What is needed here is an exact copy of every entry.

[Items listed in a dataset]
● ● ● ●

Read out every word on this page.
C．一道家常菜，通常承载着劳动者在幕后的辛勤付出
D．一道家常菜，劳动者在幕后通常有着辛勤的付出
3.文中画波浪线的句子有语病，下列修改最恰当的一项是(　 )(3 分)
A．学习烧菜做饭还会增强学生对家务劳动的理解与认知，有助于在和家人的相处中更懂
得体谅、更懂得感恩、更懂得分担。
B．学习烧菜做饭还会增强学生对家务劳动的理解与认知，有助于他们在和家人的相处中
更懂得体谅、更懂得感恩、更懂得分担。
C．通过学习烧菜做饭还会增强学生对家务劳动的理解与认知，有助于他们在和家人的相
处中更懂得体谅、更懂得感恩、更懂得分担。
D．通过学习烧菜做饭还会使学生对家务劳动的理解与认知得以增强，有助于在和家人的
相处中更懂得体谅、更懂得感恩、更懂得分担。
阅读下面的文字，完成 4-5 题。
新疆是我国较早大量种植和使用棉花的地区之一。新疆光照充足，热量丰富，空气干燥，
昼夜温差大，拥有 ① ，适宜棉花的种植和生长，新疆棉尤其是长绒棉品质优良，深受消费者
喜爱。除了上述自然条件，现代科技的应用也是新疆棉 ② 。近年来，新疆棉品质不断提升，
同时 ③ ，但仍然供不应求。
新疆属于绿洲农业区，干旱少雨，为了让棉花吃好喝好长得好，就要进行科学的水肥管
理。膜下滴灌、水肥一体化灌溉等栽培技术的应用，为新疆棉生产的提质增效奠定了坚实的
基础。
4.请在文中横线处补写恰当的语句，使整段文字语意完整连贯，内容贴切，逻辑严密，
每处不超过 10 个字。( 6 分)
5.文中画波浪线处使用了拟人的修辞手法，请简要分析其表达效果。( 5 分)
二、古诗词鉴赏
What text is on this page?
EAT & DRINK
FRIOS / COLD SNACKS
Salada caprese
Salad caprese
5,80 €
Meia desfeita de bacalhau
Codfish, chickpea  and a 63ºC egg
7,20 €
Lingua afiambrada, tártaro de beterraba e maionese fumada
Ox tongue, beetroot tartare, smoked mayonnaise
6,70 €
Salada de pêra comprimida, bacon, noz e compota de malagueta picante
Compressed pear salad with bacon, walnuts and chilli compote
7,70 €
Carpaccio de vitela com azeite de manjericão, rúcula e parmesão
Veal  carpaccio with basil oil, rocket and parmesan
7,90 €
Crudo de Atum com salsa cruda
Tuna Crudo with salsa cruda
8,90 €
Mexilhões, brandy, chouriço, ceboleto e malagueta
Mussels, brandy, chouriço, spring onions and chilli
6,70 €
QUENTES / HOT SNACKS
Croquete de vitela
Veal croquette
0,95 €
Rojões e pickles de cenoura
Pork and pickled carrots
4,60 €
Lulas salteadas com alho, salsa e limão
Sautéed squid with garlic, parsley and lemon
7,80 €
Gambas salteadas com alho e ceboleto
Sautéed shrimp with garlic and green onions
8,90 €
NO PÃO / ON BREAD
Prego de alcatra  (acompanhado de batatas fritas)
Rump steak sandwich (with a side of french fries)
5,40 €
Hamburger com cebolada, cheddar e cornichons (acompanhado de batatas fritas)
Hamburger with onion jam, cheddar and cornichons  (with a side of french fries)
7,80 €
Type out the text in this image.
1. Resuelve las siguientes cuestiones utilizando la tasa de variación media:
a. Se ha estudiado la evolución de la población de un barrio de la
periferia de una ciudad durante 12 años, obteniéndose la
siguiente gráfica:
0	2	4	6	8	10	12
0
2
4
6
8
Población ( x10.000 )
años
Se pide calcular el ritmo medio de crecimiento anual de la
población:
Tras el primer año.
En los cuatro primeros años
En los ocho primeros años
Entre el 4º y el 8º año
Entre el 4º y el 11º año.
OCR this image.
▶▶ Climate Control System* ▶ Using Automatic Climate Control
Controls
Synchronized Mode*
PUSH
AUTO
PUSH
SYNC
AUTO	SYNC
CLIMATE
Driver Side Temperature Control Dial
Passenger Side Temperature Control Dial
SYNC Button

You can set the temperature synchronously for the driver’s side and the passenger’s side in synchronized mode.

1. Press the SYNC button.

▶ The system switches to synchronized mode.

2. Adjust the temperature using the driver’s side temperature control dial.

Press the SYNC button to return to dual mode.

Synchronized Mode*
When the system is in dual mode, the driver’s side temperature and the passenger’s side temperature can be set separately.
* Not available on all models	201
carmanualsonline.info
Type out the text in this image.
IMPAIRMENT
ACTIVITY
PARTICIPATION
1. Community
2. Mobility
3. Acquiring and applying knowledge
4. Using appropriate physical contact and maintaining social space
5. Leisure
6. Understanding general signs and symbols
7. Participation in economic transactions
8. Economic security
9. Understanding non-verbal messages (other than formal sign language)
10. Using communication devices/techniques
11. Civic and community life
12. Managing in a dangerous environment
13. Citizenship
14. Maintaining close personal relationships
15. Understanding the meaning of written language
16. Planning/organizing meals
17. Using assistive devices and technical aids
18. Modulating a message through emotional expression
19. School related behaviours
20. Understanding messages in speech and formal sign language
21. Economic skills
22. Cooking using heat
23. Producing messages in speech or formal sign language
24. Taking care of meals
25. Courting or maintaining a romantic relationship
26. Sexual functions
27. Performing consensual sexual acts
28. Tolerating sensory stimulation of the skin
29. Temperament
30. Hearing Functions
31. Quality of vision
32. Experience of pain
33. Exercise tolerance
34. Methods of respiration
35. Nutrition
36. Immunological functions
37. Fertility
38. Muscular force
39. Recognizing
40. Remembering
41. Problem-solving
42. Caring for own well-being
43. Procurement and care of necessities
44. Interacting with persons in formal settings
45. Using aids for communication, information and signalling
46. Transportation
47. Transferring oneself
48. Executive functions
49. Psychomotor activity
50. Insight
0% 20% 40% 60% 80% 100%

● ● ● ●

RESPONSE TO THIS EXERCISE
Read out every word on this page.
C．一道家常菜，通常承载着劳动者在幕后的辛勤付出
D．一道家常菜，劳动者在幕后通常有着辛勤的付出
3.文中画波浪线的句子有语病，下列修改最恰当的一项是(　 )(3 分)
A．学习烧菜做饭还会增强学生对家务劳动的理解与认知，有助于在和家人的相处中更懂
得体谅、更懂得感恩、更懂得分担。
B．学习烧菜做饭还会增强学生对家务劳动的理解与认知，有助于他们在和家人的相处中
更懂得体谅、更懂得感恩、更懂得分担。
C．通过学习烧菜做饭还会增强学生对家务劳动的理解与认知，有助于他们在和家人的相
处中更懂得体谅、更懂得感恩、更懂得分担。
D．通过学习烧菜做饭还会使学生对家务劳动的理解与认知得以增强，有助于在和家人的
相处中更懂得体谅、更懂得感恩、更懂得分担。
阅读下面的文字，完成 4-5 题。
新疆是我国较早大量种植和使用棉花的地区之一。新疆光照充足，热量丰富，空气干燥，
昼夜温差大，拥有 ① ，适宜棉花的种植和生长，新疆棉尤其是长绒棉品质优良，深受消费者
喜爱。除了上述自然条件，现代科技的应用也是新疆棉 ② 。近年来，新疆棉品质不断提升，
同时 ③ ，但仍然供不应求。
新疆属于绿洲农业区，干旱少雨，为了让棉花吃好喝好长得好，就要进行科学的水肥管
理。膜下滴灌、水肥一体化灌溉等栽培技术的应用，为新疆棉生产的提质增效奠定了坚实的
基础。
4.请在文中横线处补写恰当的语句，使整段文字语意完整连贯，内容贴切，逻辑严密，
每处不超过 10 个字。( 6 分)
5.文中画波浪线处使用了拟人的修辞手法，请简要分析其表达效果。( 5 分)
二、古诗词鉴赏
What text is on this page?
EAT & DRINK
FRIOS / COLD SNACKS
Salada caprese
Salad caprese
5,80 €
Meia desfeita de bacalhau
Codfish, chickpea  and a 63ºC egg
7,20 €
Lingua afiambrada, tártaro de beterraba e maionese fumada
Ox tongue, beetroot tartare, smoked mayonnaise
6,70 €
Salada de pêra comprimida, bacon, noz e compota de malagueta picante
Compressed pear salad with bacon, walnuts and chilli compote
7,70 €
Carpaccio de vitela com azeite de manjericão, rúcula e parmesão
Veal  carpaccio with basil oil, rocket and parmesan
7,90 €
Crudo de Atum com salsa cruda
Tuna Crudo with salsa cruda
8,90 €
Mexilhões, brandy, chouriço, ceboleto e malagueta
Mussels, brandy, chouriço, spring onions and chilli
6,70 €
QUENTES / HOT SNACKS
Croquete de vitela
Veal croquette
0,95 €
Rojões e pickles de cenoura
Pork and pickled carrots
4,60 €
Lulas salteadas com alho, salsa e limão
Sautéed squid with garlic, parsley and lemon
7,80 €
Gambas salteadas com alho e ceboleto
Sautéed shrimp with garlic and green onions
8,90 €
NO PÃO / ON BREAD
Prego de alcatra  (acompanhado de batatas fritas)
Rump steak sandwich (with a side of french fries)
5,40 €
Hamburger com cebolada, cheddar e cornichons (acompanhado de batatas fritas)
Hamburger with onion jam, cheddar and cornichons  (with a side of french fries)
7,80 €
Type out the text in this image.
1. Resuelve las siguientes cuestiones utilizando la tasa de variación media:
a. Se ha estudiado la evolución de la población de un barrio de la
periferia de una ciudad durante 12 años, obteniéndose la
siguiente gráfica:
0	2	4	6	8	10	12
0
2
4
6
8
Población ( x10.000 )
años
Se pide calcular el ritmo medio de crecimiento anual de la
población:
Tras el primer año.
En los cuatro primeros años
En los ocho primeros años
Entre el 4º y el 8º año
Entre el 4º y el 11º año.
OCR this image.
▶▶ Climate Control System* ▶ Using Automatic Climate Control
Controls
Synchronized Mode*
PUSH
AUTO
PUSH
SYNC
AUTO	SYNC
CLIMATE
Driver Side Temperature Control Dial
Passenger Side Temperature Control Dial
SYNC Button

You can set the temperature synchronously for the driver’s side and the passenger’s side in synchronized mode.

1. Press the SYNC button.

▶ The system switches to synchronized mode.

2. Adjust the temperature using the driver’s side temperature control dial.

Press the SYNC button to return to dual mode.

Synchronized Mode*
When the system is in dual mode, the driver’s side temperature and the passenger’s side temperature can be set separately.
* Not available on all models	201
carmanualsonline.info
Type out the text in this image.
IMPAIRMENT
ACTIVITY
PARTICIPATION
1. Community
2. Mobility
3. Acquiring and applying knowledge
4. Using appropriate physical contact and maintaining social space
5. Leisure
6. Understanding general signs and symbols
7. Participation in economic transactions
8. Economic security
9. Understanding non-verbal messages (other than formal sign language)
10. Using communication devices/techniques
11. Civic and community life
12. Managing in a dangerous environment
13. Citizenship
14. Maintaining close personal relationships
15. Understanding the meaning of written language
16. Planning/organizing meals
17. Using assistive devices and technical aids
18. Modulating a message through emotional expression
19. School related behaviours
20. Understanding messages in speech and formal sign language
21. Economic skills
22. Cooking using heat
23. Producing messages in speech or formal sign language
24. Taking care of meals
25. Courting or maintaining a romantic relationship
26. Sexual functions
27. Performing consensual sexual acts
28. Tolerating sensory stimulation of the skin
29. Temperament
30. Hearing Functions
31. Quality of vision
32. Experience of pain
33. Exercise tolerance
34. Methods of respiration
35. Nutrition
36. Immunological functions
37. Fertility
38. Muscular force
39. Recognizing
40. Remembering
41. Problem-solving
42. Caring for own well-being
43. Procurement and care of necessities
44. Interacting with persons in formal settings
45. Using aids for communication, information and signalling
46. Transportation
47. Transferring oneself
48. Executive functions
49. Psychomotor activity
50. Insight
0% 20% 40% 60% 80% 100%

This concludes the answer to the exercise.